◆ **Page text**

····················

STARK proof verification tx on Ethereum
If Starknet were to use zkVerify to submit proofs instead, they would be spending ~$20k per year. A reduction of ~88% that could flow back to their users by reducing L2 fees. But the real savings go deeper than just dollars, as the hidden cost for devs is always time.
For zkApp developers, writing and maintaining verifier contracts is an ongoing nightmare, especially when juggling multiple proving systems or migrating across base layers. zkVerify eliminates that complexity as devs simply need to send their proofs (and keys) via API, and zkVerify handles the rest: attestation, Merkle inclusion, and relay to a settlement contract. This means no more rewriting, redeploying, or debugging verifiers for every circuit, chain, or upgrade.
Since no SNARK conversion is needed, devs can also natively verify STARK proofs. Today, many STARK-based protocols resort to STARK-to-SNARK conversion just to get proofs accepted on Ethereum, adding latency and overhead. zkVerify accepts STARK proofs as-is.
Verification logic evolves, proving systems upgrade, curves change, and recursion becomes standard. Instead of forcing every protocol to adapt in isolation, zkVerify modularizes the problem. Its forkless architecture means new pallets and proving formats can be added without breaking apps. Devs plug into zkVerify once and gain future-proof access to the full ZK stack.
zkVerify unlocks better UX, faster finality, and simpler dev workflows. For zkApps and rollups looking to scale without bleeding out on verification costs or fighting infra complexity, integrating zkVerify should be a no-brainer.
There’s also a case to be made that zkVerify is the perfect fit for Ethereum’s endgame. As we quoted in the intro, Ethereum’s recent post laid out a new roadmap. It puts ZK at the core of Ethereum’s long-term future, at all levels of the stack. From L1 zkEVMs and real-time proving to signature aggregation, client-side privacy, and home staking with zkVMs, the direction is clear.
However, verifying those proofs still doesn’t scale on Ethereum. The EF acknowledges that while proof generation is improving fast, verification (especially zkVMs) remains unoptimized. To unlock this client diversity, Ethereum needs a flexible verification layer.
zkVerify is the obvious counterpart to this vision, as it provides the modular, system-agnostic verification layer Ethereum needs to realize its ZK-native future. It lets validators, rollups, and apps verify any proof system without waiting on precompiles, hard forks, or custom verifiers. It complements the EF’s roadmap in two key ways:
- Modularity. By offloading proof verification to a purpose-built layer, zkVerify allows Ethereum to scale ZK throughput without inflating L1 gas costs or locking into a single proof system. Different zkVMs can plug into zkVerify without waiting on protocol upgrades.

····················

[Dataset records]
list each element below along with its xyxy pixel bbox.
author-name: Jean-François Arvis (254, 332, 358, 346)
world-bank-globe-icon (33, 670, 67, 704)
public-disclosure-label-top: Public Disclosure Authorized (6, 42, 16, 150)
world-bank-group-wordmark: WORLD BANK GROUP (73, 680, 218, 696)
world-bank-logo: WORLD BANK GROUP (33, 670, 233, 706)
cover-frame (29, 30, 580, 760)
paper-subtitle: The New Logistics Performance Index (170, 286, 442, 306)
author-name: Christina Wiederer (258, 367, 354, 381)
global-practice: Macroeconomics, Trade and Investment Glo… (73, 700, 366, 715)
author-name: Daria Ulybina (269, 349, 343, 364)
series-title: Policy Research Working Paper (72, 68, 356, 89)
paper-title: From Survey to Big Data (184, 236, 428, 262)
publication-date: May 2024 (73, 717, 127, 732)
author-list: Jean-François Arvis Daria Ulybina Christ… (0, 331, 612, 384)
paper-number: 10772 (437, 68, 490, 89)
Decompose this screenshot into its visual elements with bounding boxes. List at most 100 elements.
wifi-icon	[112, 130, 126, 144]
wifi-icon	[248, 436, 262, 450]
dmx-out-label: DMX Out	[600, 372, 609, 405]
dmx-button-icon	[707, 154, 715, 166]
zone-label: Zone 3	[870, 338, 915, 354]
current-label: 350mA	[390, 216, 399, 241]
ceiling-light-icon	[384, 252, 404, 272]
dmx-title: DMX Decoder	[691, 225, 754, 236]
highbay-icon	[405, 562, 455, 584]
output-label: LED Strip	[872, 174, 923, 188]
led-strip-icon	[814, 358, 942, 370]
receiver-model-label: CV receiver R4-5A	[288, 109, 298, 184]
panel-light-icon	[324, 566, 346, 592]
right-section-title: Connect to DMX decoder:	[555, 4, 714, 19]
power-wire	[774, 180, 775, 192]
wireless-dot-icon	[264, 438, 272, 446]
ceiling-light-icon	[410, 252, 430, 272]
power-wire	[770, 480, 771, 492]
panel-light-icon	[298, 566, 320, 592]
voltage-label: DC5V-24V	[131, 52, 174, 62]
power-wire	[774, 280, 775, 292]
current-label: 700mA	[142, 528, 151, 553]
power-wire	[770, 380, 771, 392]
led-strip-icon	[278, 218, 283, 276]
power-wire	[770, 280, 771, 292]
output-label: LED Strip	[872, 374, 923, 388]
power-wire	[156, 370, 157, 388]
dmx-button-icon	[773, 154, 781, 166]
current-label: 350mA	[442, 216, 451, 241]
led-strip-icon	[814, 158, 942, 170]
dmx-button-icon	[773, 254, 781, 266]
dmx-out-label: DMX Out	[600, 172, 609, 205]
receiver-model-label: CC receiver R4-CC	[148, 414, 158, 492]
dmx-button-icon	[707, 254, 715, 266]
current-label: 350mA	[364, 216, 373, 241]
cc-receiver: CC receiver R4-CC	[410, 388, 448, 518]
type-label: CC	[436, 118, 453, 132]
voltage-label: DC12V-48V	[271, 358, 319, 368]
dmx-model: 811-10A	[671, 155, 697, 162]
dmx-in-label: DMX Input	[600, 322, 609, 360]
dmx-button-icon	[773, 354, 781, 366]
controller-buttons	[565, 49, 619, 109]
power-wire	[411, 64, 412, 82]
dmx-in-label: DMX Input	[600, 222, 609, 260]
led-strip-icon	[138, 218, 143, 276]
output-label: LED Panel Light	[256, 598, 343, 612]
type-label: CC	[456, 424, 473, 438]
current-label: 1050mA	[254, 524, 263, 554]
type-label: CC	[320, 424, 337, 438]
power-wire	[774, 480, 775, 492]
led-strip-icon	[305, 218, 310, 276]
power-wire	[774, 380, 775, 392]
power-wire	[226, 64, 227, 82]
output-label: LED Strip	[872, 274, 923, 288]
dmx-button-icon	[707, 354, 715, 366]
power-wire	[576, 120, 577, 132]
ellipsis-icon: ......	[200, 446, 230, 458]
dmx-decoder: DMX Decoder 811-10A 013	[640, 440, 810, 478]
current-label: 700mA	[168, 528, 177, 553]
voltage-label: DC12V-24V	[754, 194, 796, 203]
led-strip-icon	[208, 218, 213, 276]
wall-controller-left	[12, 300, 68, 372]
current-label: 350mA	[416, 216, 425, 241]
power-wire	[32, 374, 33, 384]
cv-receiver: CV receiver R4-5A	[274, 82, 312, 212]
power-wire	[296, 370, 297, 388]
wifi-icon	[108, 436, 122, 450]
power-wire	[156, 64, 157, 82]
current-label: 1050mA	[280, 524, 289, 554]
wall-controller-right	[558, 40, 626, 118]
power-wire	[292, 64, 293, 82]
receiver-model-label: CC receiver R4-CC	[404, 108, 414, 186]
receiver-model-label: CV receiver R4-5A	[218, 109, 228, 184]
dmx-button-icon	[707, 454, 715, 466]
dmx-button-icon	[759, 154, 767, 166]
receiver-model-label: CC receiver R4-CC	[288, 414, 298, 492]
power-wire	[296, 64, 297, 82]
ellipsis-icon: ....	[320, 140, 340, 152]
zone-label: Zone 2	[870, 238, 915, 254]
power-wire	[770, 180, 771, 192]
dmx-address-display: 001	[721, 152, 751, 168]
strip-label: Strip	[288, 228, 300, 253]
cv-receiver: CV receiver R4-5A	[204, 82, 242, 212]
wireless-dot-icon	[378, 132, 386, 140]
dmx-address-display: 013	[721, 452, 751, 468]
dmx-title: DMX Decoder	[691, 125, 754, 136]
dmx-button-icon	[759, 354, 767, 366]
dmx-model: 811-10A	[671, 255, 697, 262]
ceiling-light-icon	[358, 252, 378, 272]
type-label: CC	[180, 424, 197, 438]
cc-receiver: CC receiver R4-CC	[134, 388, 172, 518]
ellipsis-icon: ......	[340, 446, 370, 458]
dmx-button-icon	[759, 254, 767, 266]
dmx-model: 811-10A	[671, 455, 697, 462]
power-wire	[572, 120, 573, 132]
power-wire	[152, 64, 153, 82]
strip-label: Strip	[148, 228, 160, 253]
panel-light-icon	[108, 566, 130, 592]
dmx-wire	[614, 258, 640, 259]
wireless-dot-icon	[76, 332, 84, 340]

····················

◆ **Activities**
**1)** According to the zkVerify text, roughly how much would Starknet spend per year if it used zkVerify to submit proofs?
**2)** Translate this sentence from the zkVerify text into Spanish: "Since no SNARK conversion is needed, devs can also natively verify STARK proofs."
**3)** Please resume the zkVerify text from its last sentence.
These records have no connection to the text about zkVerify.

◆ **Answers to this exercise**
**1)** About $20k per year.

**2)** Como no se necesita ninguna conversión a SNARK, los desarrolladores también pueden verificar pruebas STARK de forma nativa.

**3)**
- Abstraction. zkVerify abstracts away verifier deployment entirely, as there is no need to write Solidity verifier contracts or audits for each new circuit. Devs can iterate faster, integrate quicker, and avoid overhead. Cost savings are a huge downstream benefit of better design choices.
EF is betting big on zkVMs and client diversity. zkVerify is the layer that makes that bet scalable.
Looking Ahead
It’s clear that proof verification on Ethereum cannot scale alone. Every new proving system forces developers to reinvent the wheel. Rollups are rationing proof submissions and zkApps are bogged down by circuit-specific integration debt.
zkVerify breaks this loop.
It cuts cost, lowers latency, and kills system complexity – without locking protocols into one proving system or base layer. zkVerify fills a crucial design gap in the modular stack: a shared verification layer that works regardless of ZK primitive or underlying chain.
By abstracting verification from monolithic chains and rollup-specific tooling, zkVerify enables faster withdrawals, lower L2 fees, and dev workflows that don’t collapse every time a circuit changes.
As more protocols turn to recursive proofs and adopt multi-proof systems, ZkVerify presents a scalable path forward. ZK is going modular, and zkVerify is well-positioned to capture a moat by becoming the connective tissue that enables scalable, efficient verification for a plethora of use cases.